> _WRITTEN INSTRUCTION_
Scan the data for "rest" and copy the lines it appears in.

— begin —

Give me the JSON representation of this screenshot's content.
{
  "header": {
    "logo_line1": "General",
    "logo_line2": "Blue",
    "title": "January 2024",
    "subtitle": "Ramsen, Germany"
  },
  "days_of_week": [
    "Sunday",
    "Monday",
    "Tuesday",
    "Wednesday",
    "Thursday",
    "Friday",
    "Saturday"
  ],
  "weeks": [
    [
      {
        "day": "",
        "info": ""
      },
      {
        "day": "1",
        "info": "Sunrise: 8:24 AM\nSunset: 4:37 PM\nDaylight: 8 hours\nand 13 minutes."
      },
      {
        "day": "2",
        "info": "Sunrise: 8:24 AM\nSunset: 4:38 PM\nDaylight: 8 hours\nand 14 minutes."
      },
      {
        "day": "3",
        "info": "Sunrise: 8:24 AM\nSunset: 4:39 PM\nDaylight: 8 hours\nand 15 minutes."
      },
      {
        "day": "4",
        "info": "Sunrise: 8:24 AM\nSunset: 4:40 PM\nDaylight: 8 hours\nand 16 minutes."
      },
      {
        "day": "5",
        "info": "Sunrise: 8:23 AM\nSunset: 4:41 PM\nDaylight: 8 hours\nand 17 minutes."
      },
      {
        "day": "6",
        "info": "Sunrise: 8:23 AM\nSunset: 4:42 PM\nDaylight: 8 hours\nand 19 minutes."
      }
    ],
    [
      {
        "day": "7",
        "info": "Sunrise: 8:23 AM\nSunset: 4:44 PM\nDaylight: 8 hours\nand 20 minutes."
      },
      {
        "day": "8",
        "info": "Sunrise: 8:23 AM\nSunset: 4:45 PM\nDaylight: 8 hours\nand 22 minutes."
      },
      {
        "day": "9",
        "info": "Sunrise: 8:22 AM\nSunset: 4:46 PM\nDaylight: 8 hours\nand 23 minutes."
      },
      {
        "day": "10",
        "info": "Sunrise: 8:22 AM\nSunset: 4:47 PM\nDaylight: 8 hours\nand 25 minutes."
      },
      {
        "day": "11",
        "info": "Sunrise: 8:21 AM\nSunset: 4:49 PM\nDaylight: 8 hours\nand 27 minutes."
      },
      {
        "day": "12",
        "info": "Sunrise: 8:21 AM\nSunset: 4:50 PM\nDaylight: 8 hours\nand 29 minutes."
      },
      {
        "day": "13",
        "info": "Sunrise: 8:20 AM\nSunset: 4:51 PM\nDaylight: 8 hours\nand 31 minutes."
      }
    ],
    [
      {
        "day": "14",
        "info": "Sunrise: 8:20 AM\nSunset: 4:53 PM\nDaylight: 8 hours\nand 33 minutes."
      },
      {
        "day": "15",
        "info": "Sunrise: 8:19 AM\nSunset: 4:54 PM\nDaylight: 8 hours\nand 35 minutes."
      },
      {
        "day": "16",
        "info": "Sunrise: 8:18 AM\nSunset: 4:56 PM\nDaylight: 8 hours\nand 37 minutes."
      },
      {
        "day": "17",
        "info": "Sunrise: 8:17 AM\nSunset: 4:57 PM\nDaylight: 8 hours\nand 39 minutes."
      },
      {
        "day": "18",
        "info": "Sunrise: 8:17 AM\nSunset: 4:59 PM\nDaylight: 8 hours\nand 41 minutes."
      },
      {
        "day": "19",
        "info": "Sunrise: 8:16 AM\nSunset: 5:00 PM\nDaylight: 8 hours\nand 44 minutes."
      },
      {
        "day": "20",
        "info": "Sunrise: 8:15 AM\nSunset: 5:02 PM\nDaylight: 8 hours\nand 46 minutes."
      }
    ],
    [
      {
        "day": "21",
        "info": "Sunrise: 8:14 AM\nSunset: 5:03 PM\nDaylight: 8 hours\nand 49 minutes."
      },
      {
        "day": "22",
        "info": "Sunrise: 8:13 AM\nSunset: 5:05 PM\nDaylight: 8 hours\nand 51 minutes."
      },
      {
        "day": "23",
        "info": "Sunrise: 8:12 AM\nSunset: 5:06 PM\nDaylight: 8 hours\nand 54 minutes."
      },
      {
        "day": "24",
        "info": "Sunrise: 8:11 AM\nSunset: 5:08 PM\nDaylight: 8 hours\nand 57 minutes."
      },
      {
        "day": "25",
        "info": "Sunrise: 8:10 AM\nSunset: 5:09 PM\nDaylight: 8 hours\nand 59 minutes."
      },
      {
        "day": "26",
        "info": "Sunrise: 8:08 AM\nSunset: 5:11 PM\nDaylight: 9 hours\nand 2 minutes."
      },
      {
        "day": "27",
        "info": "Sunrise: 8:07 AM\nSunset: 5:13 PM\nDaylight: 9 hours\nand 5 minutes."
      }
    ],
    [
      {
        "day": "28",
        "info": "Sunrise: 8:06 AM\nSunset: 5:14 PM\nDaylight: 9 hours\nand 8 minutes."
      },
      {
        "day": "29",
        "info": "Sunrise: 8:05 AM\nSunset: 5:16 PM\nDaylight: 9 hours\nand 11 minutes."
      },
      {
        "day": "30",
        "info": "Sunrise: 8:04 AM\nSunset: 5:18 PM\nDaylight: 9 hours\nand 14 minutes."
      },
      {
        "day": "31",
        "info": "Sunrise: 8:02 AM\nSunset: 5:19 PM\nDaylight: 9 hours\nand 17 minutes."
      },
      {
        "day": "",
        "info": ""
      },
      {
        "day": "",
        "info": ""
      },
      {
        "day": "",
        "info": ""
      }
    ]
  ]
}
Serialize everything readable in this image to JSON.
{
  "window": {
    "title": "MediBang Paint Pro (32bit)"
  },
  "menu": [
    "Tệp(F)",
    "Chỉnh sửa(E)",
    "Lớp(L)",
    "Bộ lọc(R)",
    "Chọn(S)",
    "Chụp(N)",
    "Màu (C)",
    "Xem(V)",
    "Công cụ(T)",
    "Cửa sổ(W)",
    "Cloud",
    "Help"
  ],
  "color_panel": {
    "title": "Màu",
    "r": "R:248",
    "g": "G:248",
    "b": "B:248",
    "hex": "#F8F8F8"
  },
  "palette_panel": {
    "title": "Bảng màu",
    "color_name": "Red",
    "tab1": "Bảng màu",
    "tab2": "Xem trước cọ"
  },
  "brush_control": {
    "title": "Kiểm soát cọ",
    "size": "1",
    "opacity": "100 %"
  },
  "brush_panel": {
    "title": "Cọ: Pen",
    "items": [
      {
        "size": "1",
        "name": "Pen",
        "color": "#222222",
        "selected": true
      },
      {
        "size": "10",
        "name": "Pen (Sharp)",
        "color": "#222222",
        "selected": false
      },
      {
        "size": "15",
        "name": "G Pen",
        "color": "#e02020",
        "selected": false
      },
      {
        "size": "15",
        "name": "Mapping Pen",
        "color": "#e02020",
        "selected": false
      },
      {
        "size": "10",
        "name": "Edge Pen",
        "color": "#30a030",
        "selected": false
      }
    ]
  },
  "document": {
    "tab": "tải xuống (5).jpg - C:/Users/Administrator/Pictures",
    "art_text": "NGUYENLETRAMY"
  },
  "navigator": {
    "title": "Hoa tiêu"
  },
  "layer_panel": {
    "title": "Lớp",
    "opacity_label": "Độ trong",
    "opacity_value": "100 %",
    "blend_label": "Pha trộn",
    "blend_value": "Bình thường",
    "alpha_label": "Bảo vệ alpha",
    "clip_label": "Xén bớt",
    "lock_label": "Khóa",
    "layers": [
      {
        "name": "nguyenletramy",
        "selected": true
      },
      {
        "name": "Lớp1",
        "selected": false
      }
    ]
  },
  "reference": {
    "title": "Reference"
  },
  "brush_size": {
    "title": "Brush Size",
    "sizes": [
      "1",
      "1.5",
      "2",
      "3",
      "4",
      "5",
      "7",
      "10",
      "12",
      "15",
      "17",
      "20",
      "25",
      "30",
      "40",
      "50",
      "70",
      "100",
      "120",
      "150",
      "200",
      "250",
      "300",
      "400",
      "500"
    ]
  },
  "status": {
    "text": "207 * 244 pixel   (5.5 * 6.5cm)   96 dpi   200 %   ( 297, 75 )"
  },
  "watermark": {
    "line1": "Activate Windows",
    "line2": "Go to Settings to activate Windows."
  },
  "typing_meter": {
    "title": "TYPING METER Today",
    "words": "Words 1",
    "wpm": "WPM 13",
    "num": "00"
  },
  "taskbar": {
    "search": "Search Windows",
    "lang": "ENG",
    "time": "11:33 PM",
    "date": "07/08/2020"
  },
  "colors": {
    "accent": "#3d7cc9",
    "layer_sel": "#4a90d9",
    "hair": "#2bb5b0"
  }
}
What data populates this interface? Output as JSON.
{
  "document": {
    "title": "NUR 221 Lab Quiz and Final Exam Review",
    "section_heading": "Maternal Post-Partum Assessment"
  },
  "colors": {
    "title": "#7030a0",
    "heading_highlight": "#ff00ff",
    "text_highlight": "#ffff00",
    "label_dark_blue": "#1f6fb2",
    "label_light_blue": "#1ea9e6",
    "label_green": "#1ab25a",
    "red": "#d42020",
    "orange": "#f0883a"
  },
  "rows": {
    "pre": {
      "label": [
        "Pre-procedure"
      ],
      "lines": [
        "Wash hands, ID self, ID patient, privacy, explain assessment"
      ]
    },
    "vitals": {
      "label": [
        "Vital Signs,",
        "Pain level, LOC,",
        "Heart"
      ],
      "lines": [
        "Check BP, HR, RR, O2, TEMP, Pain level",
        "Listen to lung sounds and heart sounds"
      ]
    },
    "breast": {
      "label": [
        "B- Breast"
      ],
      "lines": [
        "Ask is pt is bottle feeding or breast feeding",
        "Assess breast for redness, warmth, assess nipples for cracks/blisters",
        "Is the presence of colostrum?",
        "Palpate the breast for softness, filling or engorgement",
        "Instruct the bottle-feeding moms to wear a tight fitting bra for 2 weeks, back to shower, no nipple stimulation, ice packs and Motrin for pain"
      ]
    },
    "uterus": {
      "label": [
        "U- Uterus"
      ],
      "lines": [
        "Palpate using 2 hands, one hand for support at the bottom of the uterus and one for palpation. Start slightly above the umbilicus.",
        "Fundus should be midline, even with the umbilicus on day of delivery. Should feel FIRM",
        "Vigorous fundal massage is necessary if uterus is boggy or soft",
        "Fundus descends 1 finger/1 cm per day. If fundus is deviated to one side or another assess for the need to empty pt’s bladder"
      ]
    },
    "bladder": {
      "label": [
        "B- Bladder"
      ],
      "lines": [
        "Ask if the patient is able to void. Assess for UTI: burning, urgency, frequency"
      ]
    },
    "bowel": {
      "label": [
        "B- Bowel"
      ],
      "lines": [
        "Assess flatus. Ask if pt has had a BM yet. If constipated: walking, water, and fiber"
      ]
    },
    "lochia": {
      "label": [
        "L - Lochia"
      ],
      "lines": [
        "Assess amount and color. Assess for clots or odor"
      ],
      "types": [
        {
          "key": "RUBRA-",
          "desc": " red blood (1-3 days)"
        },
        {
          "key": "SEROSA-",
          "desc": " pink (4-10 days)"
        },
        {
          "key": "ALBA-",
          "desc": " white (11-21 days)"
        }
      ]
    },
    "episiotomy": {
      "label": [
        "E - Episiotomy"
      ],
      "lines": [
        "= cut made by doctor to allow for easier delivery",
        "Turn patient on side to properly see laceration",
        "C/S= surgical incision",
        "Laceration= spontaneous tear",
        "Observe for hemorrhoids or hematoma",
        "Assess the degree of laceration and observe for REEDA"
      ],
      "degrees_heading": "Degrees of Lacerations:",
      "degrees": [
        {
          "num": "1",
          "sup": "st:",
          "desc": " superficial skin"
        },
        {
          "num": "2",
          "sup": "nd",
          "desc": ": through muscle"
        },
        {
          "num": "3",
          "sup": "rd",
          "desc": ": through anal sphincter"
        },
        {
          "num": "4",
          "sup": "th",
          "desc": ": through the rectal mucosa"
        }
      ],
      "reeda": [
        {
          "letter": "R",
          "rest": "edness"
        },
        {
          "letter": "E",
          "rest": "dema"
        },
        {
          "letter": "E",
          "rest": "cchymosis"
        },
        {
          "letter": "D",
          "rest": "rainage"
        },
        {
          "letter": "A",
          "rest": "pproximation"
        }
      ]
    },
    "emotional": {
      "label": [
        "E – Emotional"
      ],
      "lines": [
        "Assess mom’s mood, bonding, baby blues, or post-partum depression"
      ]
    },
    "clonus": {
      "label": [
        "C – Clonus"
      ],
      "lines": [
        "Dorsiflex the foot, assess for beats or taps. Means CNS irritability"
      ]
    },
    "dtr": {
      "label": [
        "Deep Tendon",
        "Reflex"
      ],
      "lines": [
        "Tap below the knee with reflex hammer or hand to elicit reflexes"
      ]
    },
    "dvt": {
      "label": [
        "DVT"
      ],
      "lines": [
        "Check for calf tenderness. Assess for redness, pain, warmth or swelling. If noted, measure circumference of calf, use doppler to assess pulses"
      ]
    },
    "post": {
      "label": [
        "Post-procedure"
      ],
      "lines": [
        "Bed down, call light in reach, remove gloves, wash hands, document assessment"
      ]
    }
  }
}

— end —

> _FULL RESPONSE_
          "rest": "edness"
          "rest": "dema"
          "rest": "cchymosis"
          "rest": "rainage"
          "rest": "pproximation"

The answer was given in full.